### Exercise brief
The exercise asks you to copy every line below in which "icon" appears.

---

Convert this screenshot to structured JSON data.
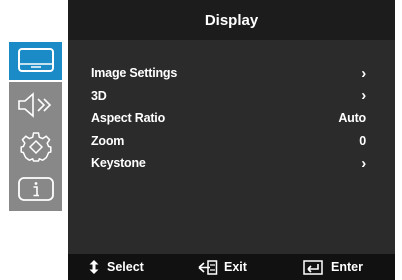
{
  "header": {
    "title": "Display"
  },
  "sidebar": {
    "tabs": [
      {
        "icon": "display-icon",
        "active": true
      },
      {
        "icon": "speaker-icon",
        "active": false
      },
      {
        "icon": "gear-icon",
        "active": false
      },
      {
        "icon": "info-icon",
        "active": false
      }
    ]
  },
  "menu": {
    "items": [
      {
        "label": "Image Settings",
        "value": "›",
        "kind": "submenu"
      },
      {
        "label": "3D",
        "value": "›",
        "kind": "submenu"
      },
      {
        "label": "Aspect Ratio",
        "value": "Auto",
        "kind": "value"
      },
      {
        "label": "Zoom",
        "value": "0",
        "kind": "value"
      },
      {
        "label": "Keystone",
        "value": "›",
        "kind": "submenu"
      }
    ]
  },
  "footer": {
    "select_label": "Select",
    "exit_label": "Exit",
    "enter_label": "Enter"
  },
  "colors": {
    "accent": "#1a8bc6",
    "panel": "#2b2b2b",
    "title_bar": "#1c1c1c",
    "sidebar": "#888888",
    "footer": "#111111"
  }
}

---

### Exercise response
        "icon": "display-icon",
        "icon": "speaker-icon",
        "icon": "gear-icon",
        "icon": "info-icon",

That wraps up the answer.